■ AIM OF THE EXERCISE ■
Each entry below is to be printed verbatim.

(Saved data entries)
[Start]

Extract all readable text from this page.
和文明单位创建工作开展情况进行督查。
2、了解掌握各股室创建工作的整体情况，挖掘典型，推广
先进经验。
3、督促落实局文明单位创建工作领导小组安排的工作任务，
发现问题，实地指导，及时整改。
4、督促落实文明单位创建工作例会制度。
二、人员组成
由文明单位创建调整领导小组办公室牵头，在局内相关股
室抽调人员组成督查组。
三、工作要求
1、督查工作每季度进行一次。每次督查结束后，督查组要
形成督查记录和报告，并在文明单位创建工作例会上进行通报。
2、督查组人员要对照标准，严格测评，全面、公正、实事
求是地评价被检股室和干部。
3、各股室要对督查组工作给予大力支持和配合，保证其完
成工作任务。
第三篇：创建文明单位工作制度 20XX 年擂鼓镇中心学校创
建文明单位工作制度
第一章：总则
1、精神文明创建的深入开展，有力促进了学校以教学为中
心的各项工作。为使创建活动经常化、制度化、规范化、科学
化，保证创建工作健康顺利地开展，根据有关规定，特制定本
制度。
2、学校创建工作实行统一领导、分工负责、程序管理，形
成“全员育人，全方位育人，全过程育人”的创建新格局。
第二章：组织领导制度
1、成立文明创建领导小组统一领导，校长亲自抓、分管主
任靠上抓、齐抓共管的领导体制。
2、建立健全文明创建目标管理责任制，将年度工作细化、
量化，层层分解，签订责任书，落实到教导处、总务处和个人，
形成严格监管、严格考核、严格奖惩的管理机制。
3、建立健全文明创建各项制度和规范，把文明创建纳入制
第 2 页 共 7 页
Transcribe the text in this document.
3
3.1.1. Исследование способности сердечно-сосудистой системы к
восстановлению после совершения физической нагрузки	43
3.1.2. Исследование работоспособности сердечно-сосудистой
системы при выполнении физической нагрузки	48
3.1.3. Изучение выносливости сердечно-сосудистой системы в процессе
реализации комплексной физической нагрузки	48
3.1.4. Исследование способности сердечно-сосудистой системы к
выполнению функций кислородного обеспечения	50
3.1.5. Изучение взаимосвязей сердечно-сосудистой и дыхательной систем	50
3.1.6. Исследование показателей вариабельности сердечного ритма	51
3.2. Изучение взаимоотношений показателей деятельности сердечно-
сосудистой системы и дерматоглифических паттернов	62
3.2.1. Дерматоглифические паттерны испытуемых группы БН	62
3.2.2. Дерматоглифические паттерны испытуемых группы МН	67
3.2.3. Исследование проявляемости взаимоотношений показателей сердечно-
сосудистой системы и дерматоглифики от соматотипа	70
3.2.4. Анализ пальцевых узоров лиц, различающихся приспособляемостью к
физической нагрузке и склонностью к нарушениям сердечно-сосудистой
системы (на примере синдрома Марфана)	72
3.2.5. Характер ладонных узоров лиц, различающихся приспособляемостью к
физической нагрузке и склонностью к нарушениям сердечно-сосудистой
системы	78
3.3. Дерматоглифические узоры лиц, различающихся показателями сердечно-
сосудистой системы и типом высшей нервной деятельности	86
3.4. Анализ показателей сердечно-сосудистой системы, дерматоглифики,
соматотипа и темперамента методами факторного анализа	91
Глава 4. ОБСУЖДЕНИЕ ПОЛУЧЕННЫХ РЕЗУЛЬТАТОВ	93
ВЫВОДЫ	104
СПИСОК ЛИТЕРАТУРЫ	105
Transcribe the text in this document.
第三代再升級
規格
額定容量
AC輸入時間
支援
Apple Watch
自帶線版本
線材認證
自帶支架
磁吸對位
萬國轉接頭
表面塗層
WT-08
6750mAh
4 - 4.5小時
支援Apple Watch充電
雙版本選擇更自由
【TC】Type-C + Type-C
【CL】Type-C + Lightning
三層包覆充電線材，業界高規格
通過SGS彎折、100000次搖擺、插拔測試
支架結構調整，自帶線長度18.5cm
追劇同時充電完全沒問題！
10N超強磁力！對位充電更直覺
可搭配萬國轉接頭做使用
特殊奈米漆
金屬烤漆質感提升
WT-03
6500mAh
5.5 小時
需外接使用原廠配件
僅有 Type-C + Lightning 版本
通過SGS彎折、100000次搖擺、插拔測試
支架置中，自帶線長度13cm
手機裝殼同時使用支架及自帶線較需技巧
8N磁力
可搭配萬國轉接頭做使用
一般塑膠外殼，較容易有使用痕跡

[End]

■ ANSWER FOR THE TASK ■
Extract all readable text from this page.
和文明单位创建工作开展情况进行督查。
2、了解掌握各股室创建工作的整体情况，挖掘典型，推广
先进经验。
3、督促落实局文明单位创建工作领导小组安排的工作任务，
发现问题，实地指导，及时整改。
4、督促落实文明单位创建工作例会制度。
二、人员组成
由文明单位创建调整领导小组办公室牵头，在局内相关股
室抽调人员组成督查组。
三、工作要求
1、督查工作每季度进行一次。每次督查结束后，督查组要
形成督查记录和报告，并在文明单位创建工作例会上进行通报。
2、督查组人员要对照标准，严格测评，全面、公正、实事
求是地评价被检股室和干部。
3、各股室要对督查组工作给予大力支持和配合，保证其完
成工作任务。
第三篇：创建文明单位工作制度 20XX 年擂鼓镇中心学校创
建文明单位工作制度
第一章：总则
1、精神文明创建的深入开展，有力促进了学校以教学为中
心的各项工作。为使创建活动经常化、制度化、规范化、科学
化，保证创建工作健康顺利地开展，根据有关规定，特制定本
制度。
2、学校创建工作实行统一领导、分工负责、程序管理，形
成“全员育人，全方位育人，全过程育人”的创建新格局。
第二章：组织领导制度
1、成立文明创建领导小组统一领导，校长亲自抓、分管主
任靠上抓、齐抓共管的领导体制。
2、建立健全文明创建目标管理责任制，将年度工作细化、
量化，层层分解，签订责任书，落实到教导处、总务处和个人，
形成严格监管、严格考核、严格奖惩的管理机制。
3、建立健全文明创建各项制度和规范，把文明创建纳入制
第 2 页 共 7 页
Transcribe the text in this document.
3
3.1.1. Исследование способности сердечно-сосудистой системы к
восстановлению после совершения физической нагрузки	43
3.1.2. Исследование работоспособности сердечно-сосудистой
системы при выполнении физической нагрузки	48
3.1.3. Изучение выносливости сердечно-сосудистой системы в процессе
реализации комплексной физической нагрузки	48
3.1.4. Исследование способности сердечно-сосудистой системы к
выполнению функций кислородного обеспечения	50
3.1.5. Изучение взаимосвязей сердечно-сосудистой и дыхательной систем	50
3.1.6. Исследование показателей вариабельности сердечного ритма	51
3.2. Изучение взаимоотношений показателей деятельности сердечно-
сосудистой системы и дерматоглифических паттернов	62
3.2.1. Дерматоглифические паттерны испытуемых группы БН	62
3.2.2. Дерматоглифические паттерны испытуемых группы МН	67
3.2.3. Исследование проявляемости взаимоотношений показателей сердечно-
сосудистой системы и дерматоглифики от соматотипа	70
3.2.4. Анализ пальцевых узоров лиц, различающихся приспособляемостью к
физической нагрузке и склонностью к нарушениям сердечно-сосудистой
системы (на примере синдрома Марфана)	72
3.2.5. Характер ладонных узоров лиц, различающихся приспособляемостью к
физической нагрузке и склонностью к нарушениям сердечно-сосудистой
системы	78
3.3. Дерматоглифические узоры лиц, различающихся показателями сердечно-
сосудистой системы и типом высшей нервной деятельности	86
3.4. Анализ показателей сердечно-сосудистой системы, дерматоглифики,
соматотипа и темперамента методами факторного анализа	91
Глава 4. ОБСУЖДЕНИЕ ПОЛУЧЕННЫХ РЕЗУЛЬТАТОВ	93
ВЫВОДЫ	104
СПИСОК ЛИТЕРАТУРЫ	105
Transcribe the text in this document.
第三代再升級
規格
額定容量
AC輸入時間
支援
Apple Watch
自帶線版本
線材認證
自帶支架
磁吸對位
萬國轉接頭
表面塗層
WT-08
6750mAh
4 - 4.5小時
支援Apple Watch充電
雙版本選擇更自由
【TC】Type-C + Type-C
【CL】Type-C + Lightning
三層包覆充電線材，業界高規格
通過SGS彎折、100000次搖擺、插拔測試
支架結構調整，自帶線長度18.5cm
追劇同時充電完全沒問題！
10N超強磁力！對位充電更直覺
可搭配萬國轉接頭做使用
特殊奈米漆
金屬烤漆質感提升
WT-03
6500mAh
5.5 小時
需外接使用原廠配件
僅有 Type-C + Lightning 版本
通過SGS彎折、100000次搖擺、插拔測試
支架置中，自帶線長度13cm
手機裝殼同時使用支架及自帶線較需技巧
8N磁力
可搭配萬國轉接頭做使用
一般塑膠外殼，較容易有使用痕跡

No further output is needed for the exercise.